**TASK DETAILS**
Find how many lines contain the word "дерев" and state that number alone.

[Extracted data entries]
-*-*-

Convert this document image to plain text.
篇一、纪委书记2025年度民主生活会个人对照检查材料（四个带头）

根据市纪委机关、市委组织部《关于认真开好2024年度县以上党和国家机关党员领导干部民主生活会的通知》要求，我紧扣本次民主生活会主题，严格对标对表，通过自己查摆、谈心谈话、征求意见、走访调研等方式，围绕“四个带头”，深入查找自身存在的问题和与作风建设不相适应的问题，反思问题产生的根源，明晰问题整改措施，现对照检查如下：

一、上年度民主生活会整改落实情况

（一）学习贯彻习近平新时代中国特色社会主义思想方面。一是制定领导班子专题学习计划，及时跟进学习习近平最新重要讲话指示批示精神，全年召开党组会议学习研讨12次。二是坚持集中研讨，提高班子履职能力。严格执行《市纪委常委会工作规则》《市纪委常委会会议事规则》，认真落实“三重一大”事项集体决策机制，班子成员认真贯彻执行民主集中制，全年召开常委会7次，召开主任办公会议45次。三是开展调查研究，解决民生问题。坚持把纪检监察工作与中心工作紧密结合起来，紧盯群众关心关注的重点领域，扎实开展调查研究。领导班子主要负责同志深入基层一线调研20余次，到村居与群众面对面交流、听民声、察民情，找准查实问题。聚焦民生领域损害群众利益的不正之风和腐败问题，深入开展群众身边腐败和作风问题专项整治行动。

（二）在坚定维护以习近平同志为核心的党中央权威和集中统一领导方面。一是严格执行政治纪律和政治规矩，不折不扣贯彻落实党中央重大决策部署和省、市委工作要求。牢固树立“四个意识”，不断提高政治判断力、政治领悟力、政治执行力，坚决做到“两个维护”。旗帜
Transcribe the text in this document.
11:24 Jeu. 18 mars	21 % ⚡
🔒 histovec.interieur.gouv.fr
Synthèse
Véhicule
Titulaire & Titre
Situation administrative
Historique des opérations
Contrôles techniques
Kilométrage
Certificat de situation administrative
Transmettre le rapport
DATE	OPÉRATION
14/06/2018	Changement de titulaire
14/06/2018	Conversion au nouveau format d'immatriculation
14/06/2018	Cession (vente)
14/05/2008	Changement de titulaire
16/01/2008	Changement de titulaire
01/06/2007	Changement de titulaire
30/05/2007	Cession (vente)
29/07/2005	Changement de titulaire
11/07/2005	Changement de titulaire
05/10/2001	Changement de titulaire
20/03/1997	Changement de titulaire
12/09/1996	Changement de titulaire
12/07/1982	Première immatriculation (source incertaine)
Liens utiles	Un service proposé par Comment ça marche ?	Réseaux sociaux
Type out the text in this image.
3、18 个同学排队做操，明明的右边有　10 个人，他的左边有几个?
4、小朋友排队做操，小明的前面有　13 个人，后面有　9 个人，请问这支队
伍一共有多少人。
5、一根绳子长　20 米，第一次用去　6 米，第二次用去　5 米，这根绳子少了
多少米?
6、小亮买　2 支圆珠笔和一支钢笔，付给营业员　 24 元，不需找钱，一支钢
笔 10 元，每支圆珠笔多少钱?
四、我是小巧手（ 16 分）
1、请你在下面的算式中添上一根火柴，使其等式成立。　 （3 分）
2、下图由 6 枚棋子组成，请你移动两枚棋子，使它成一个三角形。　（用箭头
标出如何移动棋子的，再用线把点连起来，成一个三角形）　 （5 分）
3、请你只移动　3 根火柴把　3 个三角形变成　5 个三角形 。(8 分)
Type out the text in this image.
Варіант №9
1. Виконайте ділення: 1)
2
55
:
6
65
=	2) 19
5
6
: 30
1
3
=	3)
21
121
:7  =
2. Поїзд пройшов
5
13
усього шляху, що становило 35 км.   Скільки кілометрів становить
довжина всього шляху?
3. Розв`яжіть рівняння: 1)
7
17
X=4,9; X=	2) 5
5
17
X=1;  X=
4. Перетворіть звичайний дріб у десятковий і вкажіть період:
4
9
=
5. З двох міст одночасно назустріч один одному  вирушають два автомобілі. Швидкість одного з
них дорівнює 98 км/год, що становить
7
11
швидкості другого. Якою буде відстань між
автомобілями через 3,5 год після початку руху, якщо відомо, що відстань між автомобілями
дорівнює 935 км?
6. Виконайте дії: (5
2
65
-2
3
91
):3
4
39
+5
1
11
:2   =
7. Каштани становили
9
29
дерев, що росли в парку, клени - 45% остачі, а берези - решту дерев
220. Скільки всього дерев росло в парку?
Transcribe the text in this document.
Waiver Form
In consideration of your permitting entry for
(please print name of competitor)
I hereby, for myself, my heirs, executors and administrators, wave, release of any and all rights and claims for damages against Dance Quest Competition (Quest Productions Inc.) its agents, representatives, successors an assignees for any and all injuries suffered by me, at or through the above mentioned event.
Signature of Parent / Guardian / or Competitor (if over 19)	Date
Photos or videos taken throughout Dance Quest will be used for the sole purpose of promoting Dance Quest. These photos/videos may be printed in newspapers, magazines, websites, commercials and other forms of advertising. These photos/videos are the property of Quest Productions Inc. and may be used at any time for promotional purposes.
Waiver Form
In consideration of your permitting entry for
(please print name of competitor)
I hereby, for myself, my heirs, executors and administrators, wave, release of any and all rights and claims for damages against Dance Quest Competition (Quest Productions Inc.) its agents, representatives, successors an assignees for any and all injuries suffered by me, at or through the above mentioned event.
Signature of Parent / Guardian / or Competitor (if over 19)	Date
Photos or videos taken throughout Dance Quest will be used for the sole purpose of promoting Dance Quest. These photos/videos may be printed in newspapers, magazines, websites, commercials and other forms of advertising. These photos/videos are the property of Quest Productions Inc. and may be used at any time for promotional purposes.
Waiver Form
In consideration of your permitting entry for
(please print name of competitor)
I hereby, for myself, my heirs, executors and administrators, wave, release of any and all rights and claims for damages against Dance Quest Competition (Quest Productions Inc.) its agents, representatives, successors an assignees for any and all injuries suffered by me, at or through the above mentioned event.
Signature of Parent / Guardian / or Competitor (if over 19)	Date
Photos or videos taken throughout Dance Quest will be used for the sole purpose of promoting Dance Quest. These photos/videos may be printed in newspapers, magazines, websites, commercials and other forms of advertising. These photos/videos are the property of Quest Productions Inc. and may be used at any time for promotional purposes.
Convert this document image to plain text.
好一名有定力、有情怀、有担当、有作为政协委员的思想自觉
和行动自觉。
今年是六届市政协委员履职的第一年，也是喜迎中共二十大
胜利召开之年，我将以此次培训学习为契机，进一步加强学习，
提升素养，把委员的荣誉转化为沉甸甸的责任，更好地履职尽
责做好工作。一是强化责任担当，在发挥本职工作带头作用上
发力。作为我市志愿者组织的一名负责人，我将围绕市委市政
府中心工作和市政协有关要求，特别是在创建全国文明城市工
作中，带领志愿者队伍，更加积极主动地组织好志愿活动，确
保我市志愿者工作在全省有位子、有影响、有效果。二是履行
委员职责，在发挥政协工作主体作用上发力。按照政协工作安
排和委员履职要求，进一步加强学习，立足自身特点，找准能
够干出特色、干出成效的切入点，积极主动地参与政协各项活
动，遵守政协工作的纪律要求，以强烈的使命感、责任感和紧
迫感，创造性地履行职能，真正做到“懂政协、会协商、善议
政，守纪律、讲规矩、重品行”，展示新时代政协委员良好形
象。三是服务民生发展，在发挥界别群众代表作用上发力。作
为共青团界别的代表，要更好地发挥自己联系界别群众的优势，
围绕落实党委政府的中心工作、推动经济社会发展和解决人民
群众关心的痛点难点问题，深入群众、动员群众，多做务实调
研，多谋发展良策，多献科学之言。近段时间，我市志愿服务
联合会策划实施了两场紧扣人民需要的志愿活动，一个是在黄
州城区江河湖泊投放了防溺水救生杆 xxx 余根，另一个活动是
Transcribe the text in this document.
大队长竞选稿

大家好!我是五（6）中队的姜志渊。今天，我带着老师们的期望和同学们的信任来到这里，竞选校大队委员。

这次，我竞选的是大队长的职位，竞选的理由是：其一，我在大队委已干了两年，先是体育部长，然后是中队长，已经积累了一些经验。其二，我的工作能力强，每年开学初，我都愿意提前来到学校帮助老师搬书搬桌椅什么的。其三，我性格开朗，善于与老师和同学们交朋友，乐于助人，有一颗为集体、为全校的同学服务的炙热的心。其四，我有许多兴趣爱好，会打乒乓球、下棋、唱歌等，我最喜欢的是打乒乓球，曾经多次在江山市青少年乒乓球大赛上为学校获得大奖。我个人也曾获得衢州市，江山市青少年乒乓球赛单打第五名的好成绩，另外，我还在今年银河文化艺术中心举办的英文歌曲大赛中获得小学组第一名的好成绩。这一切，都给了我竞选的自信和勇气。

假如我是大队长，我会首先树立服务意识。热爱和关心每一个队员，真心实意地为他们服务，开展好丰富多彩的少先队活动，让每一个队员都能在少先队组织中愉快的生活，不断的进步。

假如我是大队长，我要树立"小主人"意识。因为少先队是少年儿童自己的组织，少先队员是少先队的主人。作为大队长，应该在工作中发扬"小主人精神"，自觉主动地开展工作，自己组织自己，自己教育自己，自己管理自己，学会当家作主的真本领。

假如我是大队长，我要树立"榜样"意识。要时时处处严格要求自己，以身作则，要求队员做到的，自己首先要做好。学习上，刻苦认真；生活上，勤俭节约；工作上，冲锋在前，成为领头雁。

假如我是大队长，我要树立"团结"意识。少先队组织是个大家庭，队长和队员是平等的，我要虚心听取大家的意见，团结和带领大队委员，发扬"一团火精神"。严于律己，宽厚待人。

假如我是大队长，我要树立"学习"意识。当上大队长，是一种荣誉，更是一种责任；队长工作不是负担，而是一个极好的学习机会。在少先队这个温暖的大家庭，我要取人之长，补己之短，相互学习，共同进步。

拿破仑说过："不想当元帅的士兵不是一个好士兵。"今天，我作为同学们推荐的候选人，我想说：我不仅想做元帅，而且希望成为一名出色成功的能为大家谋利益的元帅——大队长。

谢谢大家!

-*-*-

**TASK RESPONSE**
2